• JOB:
Give again the lines from the line with "Transcribe this image's" to the last line of the records, exactly and in full. Do not carry over any pictures.
^^^^^^^^
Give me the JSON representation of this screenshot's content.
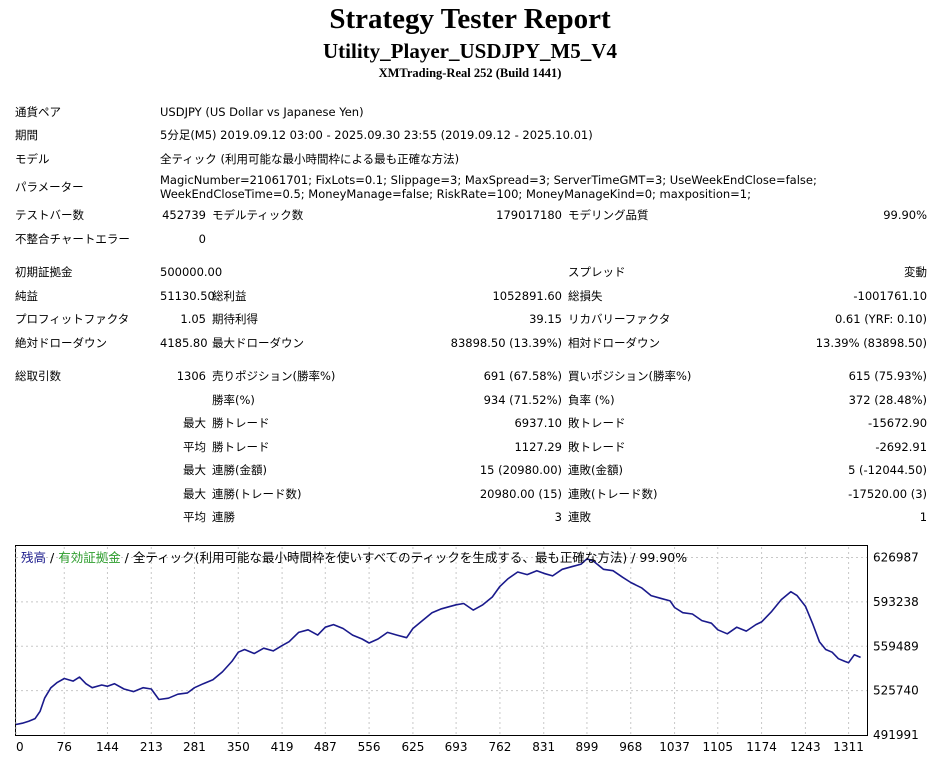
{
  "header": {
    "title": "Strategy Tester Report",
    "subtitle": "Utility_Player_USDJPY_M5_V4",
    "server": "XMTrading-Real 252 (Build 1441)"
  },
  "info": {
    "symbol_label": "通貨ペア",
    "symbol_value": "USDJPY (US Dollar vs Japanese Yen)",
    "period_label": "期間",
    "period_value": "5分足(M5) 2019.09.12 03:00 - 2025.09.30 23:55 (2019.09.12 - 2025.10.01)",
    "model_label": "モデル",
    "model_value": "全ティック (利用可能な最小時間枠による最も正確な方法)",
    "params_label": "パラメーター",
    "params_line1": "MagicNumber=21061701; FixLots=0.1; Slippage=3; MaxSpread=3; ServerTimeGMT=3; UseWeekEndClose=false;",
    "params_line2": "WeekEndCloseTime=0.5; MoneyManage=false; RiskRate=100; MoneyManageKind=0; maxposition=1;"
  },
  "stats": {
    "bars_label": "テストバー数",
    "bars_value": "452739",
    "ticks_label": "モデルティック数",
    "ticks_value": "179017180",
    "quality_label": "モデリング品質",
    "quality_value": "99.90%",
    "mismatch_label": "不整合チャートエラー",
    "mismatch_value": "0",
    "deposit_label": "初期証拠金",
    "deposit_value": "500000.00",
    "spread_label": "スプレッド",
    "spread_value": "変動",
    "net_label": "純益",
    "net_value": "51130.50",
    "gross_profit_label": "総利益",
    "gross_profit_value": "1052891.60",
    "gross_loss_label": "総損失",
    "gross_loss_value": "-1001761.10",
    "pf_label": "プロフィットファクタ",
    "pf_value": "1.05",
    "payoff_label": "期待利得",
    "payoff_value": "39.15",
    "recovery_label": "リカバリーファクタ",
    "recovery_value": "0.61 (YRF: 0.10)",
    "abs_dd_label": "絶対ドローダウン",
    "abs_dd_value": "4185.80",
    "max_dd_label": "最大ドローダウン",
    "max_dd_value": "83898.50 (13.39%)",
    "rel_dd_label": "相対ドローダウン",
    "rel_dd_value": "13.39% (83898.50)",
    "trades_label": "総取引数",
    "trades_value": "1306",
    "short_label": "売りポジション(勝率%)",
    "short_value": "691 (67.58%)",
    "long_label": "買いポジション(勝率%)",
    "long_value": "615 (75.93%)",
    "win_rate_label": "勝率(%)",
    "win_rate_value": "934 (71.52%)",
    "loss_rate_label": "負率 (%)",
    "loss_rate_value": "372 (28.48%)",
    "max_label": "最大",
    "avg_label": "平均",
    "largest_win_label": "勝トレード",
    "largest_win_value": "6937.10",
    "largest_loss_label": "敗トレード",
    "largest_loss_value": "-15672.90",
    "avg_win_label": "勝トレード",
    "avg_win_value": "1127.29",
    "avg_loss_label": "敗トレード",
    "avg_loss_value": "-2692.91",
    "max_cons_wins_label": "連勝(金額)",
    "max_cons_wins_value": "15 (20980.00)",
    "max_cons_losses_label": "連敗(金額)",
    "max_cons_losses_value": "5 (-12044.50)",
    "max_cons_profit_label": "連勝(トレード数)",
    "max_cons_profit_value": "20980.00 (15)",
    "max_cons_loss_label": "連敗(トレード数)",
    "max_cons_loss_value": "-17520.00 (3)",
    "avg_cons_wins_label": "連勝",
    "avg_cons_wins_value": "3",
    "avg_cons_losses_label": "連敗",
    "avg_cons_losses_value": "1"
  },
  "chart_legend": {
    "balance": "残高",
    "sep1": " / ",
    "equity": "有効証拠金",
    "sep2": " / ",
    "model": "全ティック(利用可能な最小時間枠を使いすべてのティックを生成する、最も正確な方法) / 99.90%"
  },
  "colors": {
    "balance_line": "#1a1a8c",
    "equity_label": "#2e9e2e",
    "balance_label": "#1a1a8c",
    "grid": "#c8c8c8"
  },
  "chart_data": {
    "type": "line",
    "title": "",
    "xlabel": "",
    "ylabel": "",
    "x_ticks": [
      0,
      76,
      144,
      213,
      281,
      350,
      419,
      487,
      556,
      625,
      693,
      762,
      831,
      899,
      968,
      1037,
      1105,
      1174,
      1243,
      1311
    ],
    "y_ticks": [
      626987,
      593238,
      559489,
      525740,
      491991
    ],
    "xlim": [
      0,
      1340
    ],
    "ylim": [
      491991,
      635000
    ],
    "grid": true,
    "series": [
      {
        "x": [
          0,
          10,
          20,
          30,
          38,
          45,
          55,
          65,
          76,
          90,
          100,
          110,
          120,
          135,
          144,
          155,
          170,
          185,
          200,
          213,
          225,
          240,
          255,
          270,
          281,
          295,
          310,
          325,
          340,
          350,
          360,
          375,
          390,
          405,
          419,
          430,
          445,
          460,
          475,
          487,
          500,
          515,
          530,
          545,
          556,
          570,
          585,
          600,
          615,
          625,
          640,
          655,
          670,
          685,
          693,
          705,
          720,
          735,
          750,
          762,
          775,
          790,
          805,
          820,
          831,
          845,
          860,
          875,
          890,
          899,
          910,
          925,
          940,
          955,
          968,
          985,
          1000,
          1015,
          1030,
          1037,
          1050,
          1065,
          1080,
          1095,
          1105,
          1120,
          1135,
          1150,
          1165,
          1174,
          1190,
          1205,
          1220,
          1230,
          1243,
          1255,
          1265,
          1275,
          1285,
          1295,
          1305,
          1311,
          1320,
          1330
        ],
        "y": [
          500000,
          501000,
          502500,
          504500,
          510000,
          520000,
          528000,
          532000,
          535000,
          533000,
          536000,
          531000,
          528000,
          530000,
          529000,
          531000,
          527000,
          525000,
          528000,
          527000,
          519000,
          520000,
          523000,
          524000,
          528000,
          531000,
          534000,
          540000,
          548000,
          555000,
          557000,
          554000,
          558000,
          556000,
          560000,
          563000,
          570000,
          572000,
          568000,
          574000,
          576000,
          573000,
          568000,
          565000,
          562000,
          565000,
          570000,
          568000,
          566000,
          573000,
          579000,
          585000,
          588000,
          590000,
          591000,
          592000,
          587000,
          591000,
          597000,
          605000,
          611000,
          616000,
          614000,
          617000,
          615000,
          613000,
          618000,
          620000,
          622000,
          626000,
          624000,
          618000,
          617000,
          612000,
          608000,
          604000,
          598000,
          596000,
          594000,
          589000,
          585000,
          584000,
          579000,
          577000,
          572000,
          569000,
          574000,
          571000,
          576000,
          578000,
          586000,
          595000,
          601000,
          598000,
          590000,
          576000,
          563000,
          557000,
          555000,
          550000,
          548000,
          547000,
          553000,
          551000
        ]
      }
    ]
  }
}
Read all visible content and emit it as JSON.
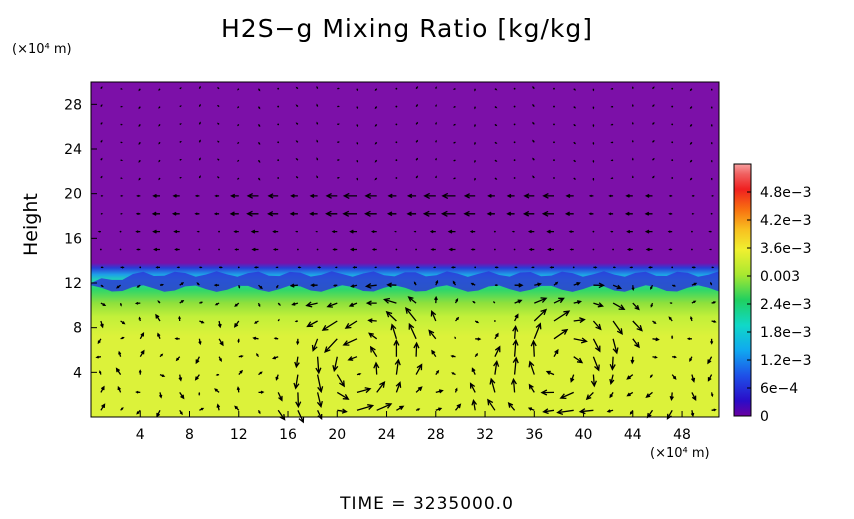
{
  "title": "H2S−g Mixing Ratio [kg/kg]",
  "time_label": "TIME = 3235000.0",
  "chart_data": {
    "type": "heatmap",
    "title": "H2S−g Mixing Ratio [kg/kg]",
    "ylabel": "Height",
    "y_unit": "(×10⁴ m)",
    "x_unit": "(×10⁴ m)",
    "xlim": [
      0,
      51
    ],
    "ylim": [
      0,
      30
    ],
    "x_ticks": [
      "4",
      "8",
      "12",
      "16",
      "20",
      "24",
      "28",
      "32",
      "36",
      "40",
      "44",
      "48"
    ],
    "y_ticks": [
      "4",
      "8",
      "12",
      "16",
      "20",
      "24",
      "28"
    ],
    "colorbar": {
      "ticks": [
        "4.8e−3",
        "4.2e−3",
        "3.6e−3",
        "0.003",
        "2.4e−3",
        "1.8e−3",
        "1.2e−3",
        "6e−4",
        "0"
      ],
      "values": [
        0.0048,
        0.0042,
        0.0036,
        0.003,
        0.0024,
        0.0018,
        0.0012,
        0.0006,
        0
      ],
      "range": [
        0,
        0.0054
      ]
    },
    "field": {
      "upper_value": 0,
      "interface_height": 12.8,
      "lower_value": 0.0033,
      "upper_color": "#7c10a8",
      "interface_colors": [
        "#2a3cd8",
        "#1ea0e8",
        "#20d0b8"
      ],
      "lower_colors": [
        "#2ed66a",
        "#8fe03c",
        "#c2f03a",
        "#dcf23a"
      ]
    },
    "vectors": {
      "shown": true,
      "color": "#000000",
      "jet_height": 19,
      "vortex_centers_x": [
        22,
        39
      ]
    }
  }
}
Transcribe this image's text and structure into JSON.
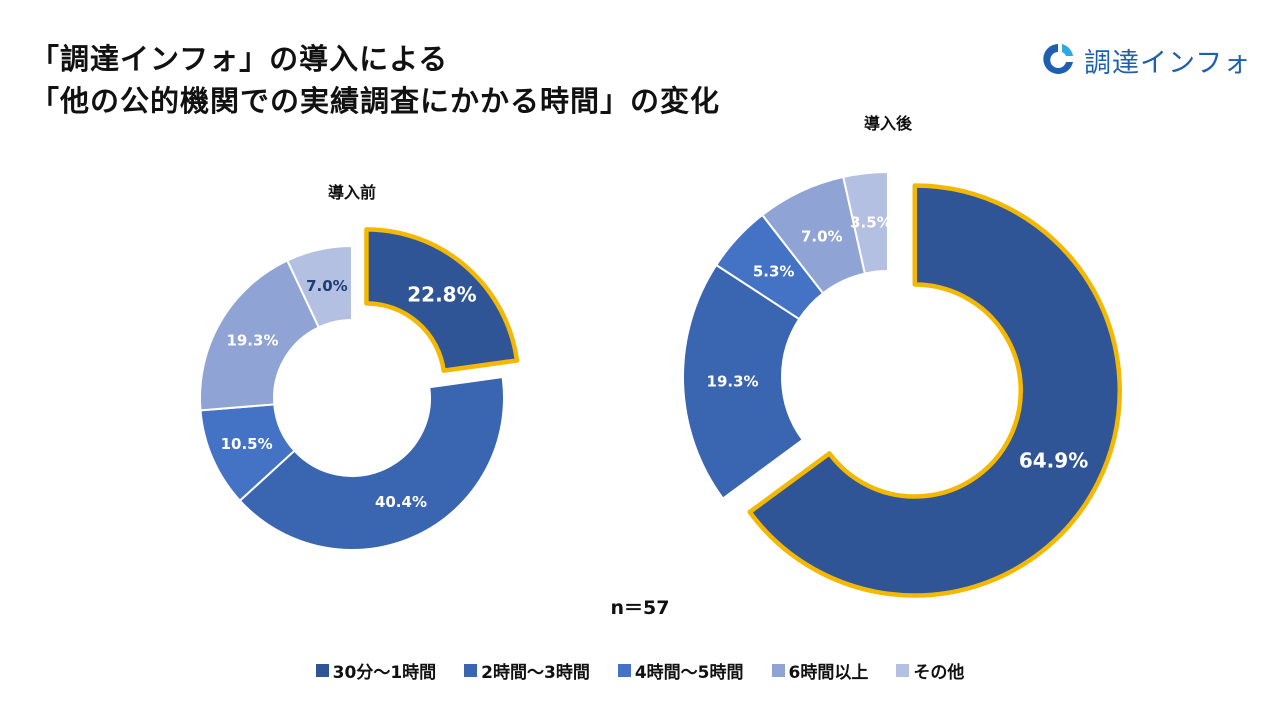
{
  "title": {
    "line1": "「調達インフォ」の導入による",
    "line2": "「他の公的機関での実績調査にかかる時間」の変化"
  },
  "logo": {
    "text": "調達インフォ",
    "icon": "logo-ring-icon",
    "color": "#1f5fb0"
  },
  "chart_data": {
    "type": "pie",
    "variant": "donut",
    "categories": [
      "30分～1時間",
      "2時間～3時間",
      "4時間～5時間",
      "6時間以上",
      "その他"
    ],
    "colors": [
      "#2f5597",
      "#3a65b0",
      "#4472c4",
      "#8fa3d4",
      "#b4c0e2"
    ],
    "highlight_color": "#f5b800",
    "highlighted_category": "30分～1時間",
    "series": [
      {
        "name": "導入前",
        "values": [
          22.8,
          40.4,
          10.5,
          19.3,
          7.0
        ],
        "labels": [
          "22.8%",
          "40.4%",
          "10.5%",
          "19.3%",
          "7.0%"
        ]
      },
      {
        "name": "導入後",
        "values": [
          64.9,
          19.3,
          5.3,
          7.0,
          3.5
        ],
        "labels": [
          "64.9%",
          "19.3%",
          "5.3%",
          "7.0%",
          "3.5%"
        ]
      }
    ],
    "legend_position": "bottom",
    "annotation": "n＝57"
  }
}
^^^^^^^^
• SOLUTION FOR THIS PROBLEM:
Transcribe this image's text and structure into JSON.
{
  "title": {
    "line1": "「調達インフォ」の導入による",
    "line2": "「他の公的機関での実績調査にかかる時間」の変化"
  },
  "logo": {
    "text": "調達インフォ",
    "icon": "logo-ring-icon",
    "color": "#1f5fb0"
  },
  "chart_data": {
    "type": "pie",
    "variant": "donut",
    "categories": [
      "30分～1時間",
      "2時間～3時間",
      "4時間～5時間",
      "6時間以上",
      "その他"
    ],
    "colors": [
      "#2f5597",
      "#3a65b0",
      "#4472c4",
      "#8fa3d4",
      "#b4c0e2"
    ],
    "highlight_color": "#f5b800",
    "highlighted_category": "30分～1時間",
    "series": [
      {
        "name": "導入前",
        "values": [
          22.8,
          40.4,
          10.5,
          19.3,
          7.0
        ],
        "labels": [
          "22.8%",
          "40.4%",
          "10.5%",
          "19.3%",
          "7.0%"
        ]
      },
      {
        "name": "導入後",
        "values": [
          64.9,
          19.3,
          5.3,
          7.0,
          3.5
        ],
        "labels": [
          "64.9%",
          "19.3%",
          "5.3%",
          "7.0%",
          "3.5%"
        ]
      }
    ],
    "legend_position": "bottom",
    "annotation": "n＝57"
  }
}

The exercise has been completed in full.